▸ **EXERCISE REQUIREMENTS**
Give every line of the material again, exactly as written.

-------

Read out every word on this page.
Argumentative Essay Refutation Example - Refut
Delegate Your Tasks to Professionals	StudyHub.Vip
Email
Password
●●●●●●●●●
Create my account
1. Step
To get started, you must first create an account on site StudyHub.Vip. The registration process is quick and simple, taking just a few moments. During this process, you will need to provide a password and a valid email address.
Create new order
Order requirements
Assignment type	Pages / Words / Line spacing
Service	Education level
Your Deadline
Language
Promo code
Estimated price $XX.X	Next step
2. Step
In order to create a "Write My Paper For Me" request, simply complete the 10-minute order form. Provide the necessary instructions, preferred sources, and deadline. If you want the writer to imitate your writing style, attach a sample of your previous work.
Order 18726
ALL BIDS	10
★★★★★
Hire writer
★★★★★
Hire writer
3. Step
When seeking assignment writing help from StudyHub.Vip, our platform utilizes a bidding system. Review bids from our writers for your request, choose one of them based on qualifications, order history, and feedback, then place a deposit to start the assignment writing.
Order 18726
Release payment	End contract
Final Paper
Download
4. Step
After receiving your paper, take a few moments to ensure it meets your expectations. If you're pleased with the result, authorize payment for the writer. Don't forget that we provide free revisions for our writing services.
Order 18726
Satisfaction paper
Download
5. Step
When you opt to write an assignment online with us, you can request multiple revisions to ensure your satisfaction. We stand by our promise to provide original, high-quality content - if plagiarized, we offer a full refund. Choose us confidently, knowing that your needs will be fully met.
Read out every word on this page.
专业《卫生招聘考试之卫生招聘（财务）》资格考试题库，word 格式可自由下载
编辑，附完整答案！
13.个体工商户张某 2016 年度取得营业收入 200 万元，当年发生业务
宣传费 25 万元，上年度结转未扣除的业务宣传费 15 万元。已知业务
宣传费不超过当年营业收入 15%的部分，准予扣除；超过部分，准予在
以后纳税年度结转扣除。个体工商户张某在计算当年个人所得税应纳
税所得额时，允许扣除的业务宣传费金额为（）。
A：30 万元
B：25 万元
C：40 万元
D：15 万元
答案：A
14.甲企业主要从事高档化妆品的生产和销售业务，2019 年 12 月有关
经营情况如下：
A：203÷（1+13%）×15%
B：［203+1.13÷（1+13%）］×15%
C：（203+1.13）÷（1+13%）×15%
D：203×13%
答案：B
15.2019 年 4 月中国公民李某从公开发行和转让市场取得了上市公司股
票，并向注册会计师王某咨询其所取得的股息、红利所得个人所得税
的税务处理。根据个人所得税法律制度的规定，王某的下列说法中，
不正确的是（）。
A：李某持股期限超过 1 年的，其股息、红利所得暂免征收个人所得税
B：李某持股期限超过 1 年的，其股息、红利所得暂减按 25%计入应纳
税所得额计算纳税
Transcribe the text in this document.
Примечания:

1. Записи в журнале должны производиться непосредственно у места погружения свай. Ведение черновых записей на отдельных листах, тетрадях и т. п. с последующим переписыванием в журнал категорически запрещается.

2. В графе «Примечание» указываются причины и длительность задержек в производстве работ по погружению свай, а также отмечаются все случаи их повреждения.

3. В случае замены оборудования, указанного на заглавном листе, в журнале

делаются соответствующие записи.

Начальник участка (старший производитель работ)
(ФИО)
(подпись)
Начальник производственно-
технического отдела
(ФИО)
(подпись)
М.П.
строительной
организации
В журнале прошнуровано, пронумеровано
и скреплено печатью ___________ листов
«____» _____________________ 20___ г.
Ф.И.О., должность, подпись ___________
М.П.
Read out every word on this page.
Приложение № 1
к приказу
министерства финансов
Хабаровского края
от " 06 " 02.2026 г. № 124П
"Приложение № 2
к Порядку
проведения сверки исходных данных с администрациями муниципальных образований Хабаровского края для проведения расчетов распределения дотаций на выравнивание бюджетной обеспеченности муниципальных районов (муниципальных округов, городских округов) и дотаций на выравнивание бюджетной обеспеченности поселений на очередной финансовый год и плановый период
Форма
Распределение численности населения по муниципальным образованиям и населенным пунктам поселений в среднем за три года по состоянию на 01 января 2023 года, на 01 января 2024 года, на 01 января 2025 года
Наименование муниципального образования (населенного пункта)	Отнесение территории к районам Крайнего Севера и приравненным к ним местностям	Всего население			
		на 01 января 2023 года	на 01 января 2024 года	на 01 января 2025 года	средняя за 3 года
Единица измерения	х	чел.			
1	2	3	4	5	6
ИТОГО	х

-------

▸ **EXERCISE SOLUTION**
Read out every word on this page.
Argumentative Essay Refutation Example - Refut
Delegate Your Tasks to Professionals	StudyHub.Vip
Email
Password
●●●●●●●●●
Create my account
1. Step
To get started, you must first create an account on site StudyHub.Vip. The registration process is quick and simple, taking just a few moments. During this process, you will need to provide a password and a valid email address.
Create new order
Order requirements
Assignment type	Pages / Words / Line spacing
Service	Education level
Your Deadline
Language
Promo code
Estimated price $XX.X	Next step
2. Step
In order to create a "Write My Paper For Me" request, simply complete the 10-minute order form. Provide the necessary instructions, preferred sources, and deadline. If you want the writer to imitate your writing style, attach a sample of your previous work.
Order 18726
ALL BIDS	10
★★★★★
Hire writer
★★★★★
Hire writer
3. Step
When seeking assignment writing help from StudyHub.Vip, our platform utilizes a bidding system. Review bids from our writers for your request, choose one of them based on qualifications, order history, and feedback, then place a deposit to start the assignment writing.
Order 18726
Release payment	End contract
Final Paper
Download
4. Step
After receiving your paper, take a few moments to ensure it meets your expectations. If you're pleased with the result, authorize payment for the writer. Don't forget that we provide free revisions for our writing services.
Order 18726
Satisfaction paper
Download
5. Step
When you opt to write an assignment online with us, you can request multiple revisions to ensure your satisfaction. We stand by our promise to provide original, high-quality content - if plagiarized, we offer a full refund. Choose us confidently, knowing that your needs will be fully met.
Read out every word on this page.
专业《卫生招聘考试之卫生招聘（财务）》资格考试题库，word 格式可自由下载
编辑，附完整答案！
13.个体工商户张某 2016 年度取得营业收入 200 万元，当年发生业务
宣传费 25 万元，上年度结转未扣除的业务宣传费 15 万元。已知业务
宣传费不超过当年营业收入 15%的部分，准予扣除；超过部分，准予在
以后纳税年度结转扣除。个体工商户张某在计算当年个人所得税应纳
税所得额时，允许扣除的业务宣传费金额为（）。
A：30 万元
B：25 万元
C：40 万元
D：15 万元
答案：A
14.甲企业主要从事高档化妆品的生产和销售业务，2019 年 12 月有关
经营情况如下：
A：203÷（1+13%）×15%
B：［203+1.13÷（1+13%）］×15%
C：（203+1.13）÷（1+13%）×15%
D：203×13%
答案：B
15.2019 年 4 月中国公民李某从公开发行和转让市场取得了上市公司股
票，并向注册会计师王某咨询其所取得的股息、红利所得个人所得税
的税务处理。根据个人所得税法律制度的规定，王某的下列说法中，
不正确的是（）。
A：李某持股期限超过 1 年的，其股息、红利所得暂免征收个人所得税
B：李某持股期限超过 1 年的，其股息、红利所得暂减按 25%计入应纳
税所得额计算纳税
Transcribe the text in this document.
Примечания:

1. Записи в журнале должны производиться непосредственно у места погружения свай. Ведение черновых записей на отдельных листах, тетрадях и т. п. с последующим переписыванием в журнал категорически запрещается.

2. В графе «Примечание» указываются причины и длительность задержек в производстве работ по погружению свай, а также отмечаются все случаи их повреждения.

3. В случае замены оборудования, указанного на заглавном листе, в журнале

делаются соответствующие записи.

Начальник участка (старший производитель работ)
(ФИО)
(подпись)
Начальник производственно-
технического отдела
(ФИО)
(подпись)
М.П.
строительной
организации
В журнале прошнуровано, пронумеровано
и скреплено печатью ___________ листов
«____» _____________________ 20___ г.
Ф.И.О., должность, подпись ___________
М.П.
Read out every word on this page.
Приложение № 1
к приказу
министерства финансов
Хабаровского края
от " 06 " 02.2026 г. № 124П
"Приложение № 2
к Порядку
проведения сверки исходных данных с администрациями муниципальных образований Хабаровского края для проведения расчетов распределения дотаций на выравнивание бюджетной обеспеченности муниципальных районов (муниципальных округов, городских округов) и дотаций на выравнивание бюджетной обеспеченности поселений на очередной финансовый год и плановый период
Форма
Распределение численности населения по муниципальным образованиям и населенным пунктам поселений в среднем за три года по состоянию на 01 января 2023 года, на 01 января 2024 года, на 01 января 2025 года
Наименование муниципального образования (населенного пункта)	Отнесение территории к районам Крайнего Севера и приравненным к ним местностям	Всего население			
		на 01 января 2023 года	на 01 января 2024 года	на 01 января 2025 года	средняя за 3 года
Единица измерения	х	чел.			
1	2	3	4	5	6
ИТОГО	х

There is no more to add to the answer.